• [SOURCE MATERIAL]
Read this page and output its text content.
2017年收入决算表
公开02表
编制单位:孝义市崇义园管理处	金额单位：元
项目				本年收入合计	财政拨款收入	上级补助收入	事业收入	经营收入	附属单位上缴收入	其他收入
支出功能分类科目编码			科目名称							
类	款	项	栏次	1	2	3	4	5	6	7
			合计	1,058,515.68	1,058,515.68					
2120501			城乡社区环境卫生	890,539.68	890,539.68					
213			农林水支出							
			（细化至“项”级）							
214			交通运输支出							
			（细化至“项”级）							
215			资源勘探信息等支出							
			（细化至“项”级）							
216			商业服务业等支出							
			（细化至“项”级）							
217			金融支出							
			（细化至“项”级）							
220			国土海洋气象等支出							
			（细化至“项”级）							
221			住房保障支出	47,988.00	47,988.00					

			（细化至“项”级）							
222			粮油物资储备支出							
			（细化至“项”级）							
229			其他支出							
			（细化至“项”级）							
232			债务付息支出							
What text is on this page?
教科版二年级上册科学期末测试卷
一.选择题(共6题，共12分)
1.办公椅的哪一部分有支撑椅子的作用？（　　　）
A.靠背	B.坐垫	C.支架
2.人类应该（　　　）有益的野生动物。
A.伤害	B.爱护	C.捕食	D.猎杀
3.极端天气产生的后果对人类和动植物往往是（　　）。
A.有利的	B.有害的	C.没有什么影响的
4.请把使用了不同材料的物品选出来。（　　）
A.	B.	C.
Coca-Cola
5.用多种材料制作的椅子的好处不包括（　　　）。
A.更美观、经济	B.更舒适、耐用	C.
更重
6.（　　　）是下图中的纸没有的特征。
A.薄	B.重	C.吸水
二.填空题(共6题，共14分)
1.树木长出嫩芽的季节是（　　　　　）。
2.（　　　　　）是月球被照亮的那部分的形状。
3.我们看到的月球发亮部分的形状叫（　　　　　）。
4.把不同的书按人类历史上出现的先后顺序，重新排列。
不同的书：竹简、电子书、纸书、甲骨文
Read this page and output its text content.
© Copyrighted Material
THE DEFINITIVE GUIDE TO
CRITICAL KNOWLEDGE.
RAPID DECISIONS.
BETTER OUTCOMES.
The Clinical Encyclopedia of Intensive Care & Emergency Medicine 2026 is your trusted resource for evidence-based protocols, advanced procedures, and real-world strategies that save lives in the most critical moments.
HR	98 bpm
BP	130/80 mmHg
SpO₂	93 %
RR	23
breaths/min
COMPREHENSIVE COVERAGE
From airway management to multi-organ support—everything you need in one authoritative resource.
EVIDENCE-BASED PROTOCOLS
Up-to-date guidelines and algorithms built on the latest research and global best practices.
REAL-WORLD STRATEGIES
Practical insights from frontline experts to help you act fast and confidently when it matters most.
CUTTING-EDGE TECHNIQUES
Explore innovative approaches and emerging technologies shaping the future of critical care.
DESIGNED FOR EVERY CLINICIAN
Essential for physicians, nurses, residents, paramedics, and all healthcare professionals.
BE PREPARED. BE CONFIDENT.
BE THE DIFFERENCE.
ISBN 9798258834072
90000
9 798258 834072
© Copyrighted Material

• [STATED GOAL] Write out every entry again, keeping each line exactly the same.

• [FINAL RESULT]
Read this page and output its text content.
2017年收入决算表
公开02表
编制单位:孝义市崇义园管理处	金额单位：元
项目				本年收入合计	财政拨款收入	上级补助收入	事业收入	经营收入	附属单位上缴收入	其他收入
支出功能分类科目编码			科目名称							
类	款	项	栏次	1	2	3	4	5	6	7
			合计	1,058,515.68	1,058,515.68					
2120501			城乡社区环境卫生	890,539.68	890,539.68					
213			农林水支出							
			（细化至“项”级）							
214			交通运输支出							
			（细化至“项”级）							
215			资源勘探信息等支出							
			（细化至“项”级）							
216			商业服务业等支出							
			（细化至“项”级）							
217			金融支出							
			（细化至“项”级）							
220			国土海洋气象等支出							
			（细化至“项”级）							
221			住房保障支出	47,988.00	47,988.00					

			（细化至“项”级）							
222			粮油物资储备支出							
			（细化至“项”级）							
229			其他支出							
			（细化至“项”级）							
232			债务付息支出							
What text is on this page?
教科版二年级上册科学期末测试卷
一.选择题(共6题，共12分)
1.办公椅的哪一部分有支撑椅子的作用？（　　　）
A.靠背	B.坐垫	C.支架
2.人类应该（　　　）有益的野生动物。
A.伤害	B.爱护	C.捕食	D.猎杀
3.极端天气产生的后果对人类和动植物往往是（　　）。
A.有利的	B.有害的	C.没有什么影响的
4.请把使用了不同材料的物品选出来。（　　）
A.	B.	C.
Coca-Cola
5.用多种材料制作的椅子的好处不包括（　　　）。
A.更美观、经济	B.更舒适、耐用	C.
更重
6.（　　　）是下图中的纸没有的特征。
A.薄	B.重	C.吸水
二.填空题(共6题，共14分)
1.树木长出嫩芽的季节是（　　　　　）。
2.（　　　　　）是月球被照亮的那部分的形状。
3.我们看到的月球发亮部分的形状叫（　　　　　）。
4.把不同的书按人类历史上出现的先后顺序，重新排列。
不同的书：竹简、电子书、纸书、甲骨文
Read this page and output its text content.
© Copyrighted Material
THE DEFINITIVE GUIDE TO
CRITICAL KNOWLEDGE.
RAPID DECISIONS.
BETTER OUTCOMES.
The Clinical Encyclopedia of Intensive Care & Emergency Medicine 2026 is your trusted resource for evidence-based protocols, advanced procedures, and real-world strategies that save lives in the most critical moments.
HR	98 bpm
BP	130/80 mmHg
SpO₂	93 %
RR	23
breaths/min
COMPREHENSIVE COVERAGE
From airway management to multi-organ support—everything you need in one authoritative resource.
EVIDENCE-BASED PROTOCOLS
Up-to-date guidelines and algorithms built on the latest research and global best practices.
REAL-WORLD STRATEGIES
Practical insights from frontline experts to help you act fast and confidently when it matters most.
CUTTING-EDGE TECHNIQUES
Explore innovative approaches and emerging technologies shaping the future of critical care.
DESIGNED FOR EVERY CLINICIAN
Essential for physicians, nurses, residents, paramedics, and all healthcare professionals.
BE PREPARED. BE CONFIDENT.
BE THE DIFFERENCE.
ISBN 9798258834072
90000
9 798258 834072
© Copyrighted Material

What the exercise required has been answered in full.